Recorded data
"""

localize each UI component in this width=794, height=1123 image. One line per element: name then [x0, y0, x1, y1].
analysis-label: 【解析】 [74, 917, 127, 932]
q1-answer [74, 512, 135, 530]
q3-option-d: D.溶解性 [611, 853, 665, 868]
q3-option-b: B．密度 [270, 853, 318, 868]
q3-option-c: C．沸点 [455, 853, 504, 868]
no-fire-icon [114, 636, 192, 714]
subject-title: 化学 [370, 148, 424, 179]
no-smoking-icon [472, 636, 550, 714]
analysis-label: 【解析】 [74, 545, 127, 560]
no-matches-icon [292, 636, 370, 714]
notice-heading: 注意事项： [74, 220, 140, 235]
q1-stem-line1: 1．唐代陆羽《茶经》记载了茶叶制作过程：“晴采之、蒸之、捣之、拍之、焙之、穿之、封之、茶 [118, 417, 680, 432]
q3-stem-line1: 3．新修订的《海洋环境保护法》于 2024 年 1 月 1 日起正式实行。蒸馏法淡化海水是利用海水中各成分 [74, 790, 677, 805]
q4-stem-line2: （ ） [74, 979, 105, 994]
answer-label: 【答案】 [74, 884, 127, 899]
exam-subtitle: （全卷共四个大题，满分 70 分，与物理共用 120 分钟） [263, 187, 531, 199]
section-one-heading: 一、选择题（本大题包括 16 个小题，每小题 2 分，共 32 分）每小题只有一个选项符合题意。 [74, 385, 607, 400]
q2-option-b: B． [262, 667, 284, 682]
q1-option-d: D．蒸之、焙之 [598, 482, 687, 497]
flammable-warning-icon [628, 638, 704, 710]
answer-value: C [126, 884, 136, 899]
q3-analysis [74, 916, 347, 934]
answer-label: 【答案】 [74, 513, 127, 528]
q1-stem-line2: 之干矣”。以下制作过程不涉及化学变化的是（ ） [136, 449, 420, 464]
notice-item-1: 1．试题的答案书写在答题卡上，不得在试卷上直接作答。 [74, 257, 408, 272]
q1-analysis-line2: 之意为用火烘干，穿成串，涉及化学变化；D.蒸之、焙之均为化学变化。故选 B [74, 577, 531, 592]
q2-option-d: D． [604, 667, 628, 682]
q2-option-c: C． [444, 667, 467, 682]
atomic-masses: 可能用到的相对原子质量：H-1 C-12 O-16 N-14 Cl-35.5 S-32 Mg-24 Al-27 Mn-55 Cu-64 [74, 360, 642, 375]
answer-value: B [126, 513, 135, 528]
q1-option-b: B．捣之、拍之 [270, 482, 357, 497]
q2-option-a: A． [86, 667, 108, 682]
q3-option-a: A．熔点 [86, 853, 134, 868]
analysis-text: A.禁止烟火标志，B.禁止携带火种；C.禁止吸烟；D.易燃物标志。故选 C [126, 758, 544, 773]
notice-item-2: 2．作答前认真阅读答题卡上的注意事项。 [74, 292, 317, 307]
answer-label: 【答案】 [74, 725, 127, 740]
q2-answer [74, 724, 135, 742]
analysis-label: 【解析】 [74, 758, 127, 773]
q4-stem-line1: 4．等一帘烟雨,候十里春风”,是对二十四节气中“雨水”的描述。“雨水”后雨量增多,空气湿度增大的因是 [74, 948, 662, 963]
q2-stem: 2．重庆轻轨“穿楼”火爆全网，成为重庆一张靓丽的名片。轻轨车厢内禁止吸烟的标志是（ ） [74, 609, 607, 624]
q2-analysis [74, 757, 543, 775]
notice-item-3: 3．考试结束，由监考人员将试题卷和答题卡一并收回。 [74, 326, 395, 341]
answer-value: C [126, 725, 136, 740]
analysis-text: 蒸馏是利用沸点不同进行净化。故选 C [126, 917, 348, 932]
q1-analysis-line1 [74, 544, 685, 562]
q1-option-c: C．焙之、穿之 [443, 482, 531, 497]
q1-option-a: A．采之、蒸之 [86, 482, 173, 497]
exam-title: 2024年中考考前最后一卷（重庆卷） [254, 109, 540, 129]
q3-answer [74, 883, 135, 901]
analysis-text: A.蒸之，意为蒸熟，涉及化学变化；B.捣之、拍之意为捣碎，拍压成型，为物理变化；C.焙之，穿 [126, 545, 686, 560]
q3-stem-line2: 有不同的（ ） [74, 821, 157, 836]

"""

_AIM_: Copy every line of the recorded data above, reproducing each one character for character.

_ANSWER TO THE PROBLEM_:
localize each UI component in this width=794, height=1123 image. One line per element: name then [x0, y0, x1, y1].
analysis-label: 【解析】 [74, 917, 127, 932]
q1-answer [74, 512, 135, 530]
q3-option-d: D.溶解性 [611, 853, 665, 868]
q3-option-b: B．密度 [270, 853, 318, 868]
q3-option-c: C．沸点 [455, 853, 504, 868]
no-fire-icon [114, 636, 192, 714]
subject-title: 化学 [370, 148, 424, 179]
no-smoking-icon [472, 636, 550, 714]
analysis-label: 【解析】 [74, 545, 127, 560]
no-matches-icon [292, 636, 370, 714]
notice-heading: 注意事项： [74, 220, 140, 235]
q1-stem-line1: 1．唐代陆羽《茶经》记载了茶叶制作过程：“晴采之、蒸之、捣之、拍之、焙之、穿之、封之、茶 [118, 417, 680, 432]
q3-stem-line1: 3．新修订的《海洋环境保护法》于 2024 年 1 月 1 日起正式实行。蒸馏法淡化海水是利用海水中各成分 [74, 790, 677, 805]
q4-stem-line2: （ ） [74, 979, 105, 994]
answer-label: 【答案】 [74, 884, 127, 899]
exam-subtitle: （全卷共四个大题，满分 70 分，与物理共用 120 分钟） [263, 187, 531, 199]
section-one-heading: 一、选择题（本大题包括 16 个小题，每小题 2 分，共 32 分）每小题只有一个选项符合题意。 [74, 385, 607, 400]
q2-option-b: B． [262, 667, 284, 682]
q1-option-d: D．蒸之、焙之 [598, 482, 687, 497]
flammable-warning-icon [628, 638, 704, 710]
answer-value: C [126, 884, 136, 899]
q3-analysis [74, 916, 347, 934]
answer-label: 【答案】 [74, 513, 127, 528]
q1-stem-line2: 之干矣”。以下制作过程不涉及化学变化的是（ ） [136, 449, 420, 464]
notice-item-1: 1．试题的答案书写在答题卡上，不得在试卷上直接作答。 [74, 257, 408, 272]
q1-analysis-line2: 之意为用火烘干，穿成串，涉及化学变化；D.蒸之、焙之均为化学变化。故选 B [74, 577, 531, 592]
q2-option-d: D． [604, 667, 628, 682]
q2-option-c: C． [444, 667, 467, 682]
atomic-masses: 可能用到的相对原子质量：H-1 C-12 O-16 N-14 Cl-35.5 S-32 Mg-24 Al-27 Mn-55 Cu-64 [74, 360, 642, 375]
answer-value: B [126, 513, 135, 528]
q1-option-b: B．捣之、拍之 [270, 482, 357, 497]
q2-option-a: A． [86, 667, 108, 682]
q3-option-a: A．熔点 [86, 853, 134, 868]
analysis-text: A.禁止烟火标志，B.禁止携带火种；C.禁止吸烟；D.易燃物标志。故选 C [126, 758, 544, 773]
notice-item-2: 2．作答前认真阅读答题卡上的注意事项。 [74, 292, 317, 307]
answer-label: 【答案】 [74, 725, 127, 740]
q2-answer [74, 724, 135, 742]
analysis-label: 【解析】 [74, 758, 127, 773]
q4-stem-line1: 4．等一帘烟雨,候十里春风”,是对二十四节气中“雨水”的描述。“雨水”后雨量增多,空气湿度增大的因是 [74, 948, 662, 963]
q2-stem: 2．重庆轻轨“穿楼”火爆全网，成为重庆一张靓丽的名片。轻轨车厢内禁止吸烟的标志是（ ） [74, 609, 607, 624]
q2-analysis [74, 757, 543, 775]
notice-item-3: 3．考试结束，由监考人员将试题卷和答题卡一并收回。 [74, 326, 395, 341]
answer-value: C [126, 725, 136, 740]
analysis-text: 蒸馏是利用沸点不同进行净化。故选 C [126, 917, 348, 932]
q1-analysis-line1 [74, 544, 685, 562]
q1-option-c: C．焙之、穿之 [443, 482, 531, 497]
q1-option-a: A．采之、蒸之 [86, 482, 173, 497]
exam-title: 2024年中考考前最后一卷（重庆卷） [254, 109, 540, 129]
q3-answer [74, 883, 135, 901]
analysis-text: A.蒸之，意为蒸熟，涉及化学变化；B.捣之、拍之意为捣碎，拍压成型，为物理变化；C.焙之，穿 [126, 545, 686, 560]
q3-stem-line2: 有不同的（ ） [74, 821, 157, 836]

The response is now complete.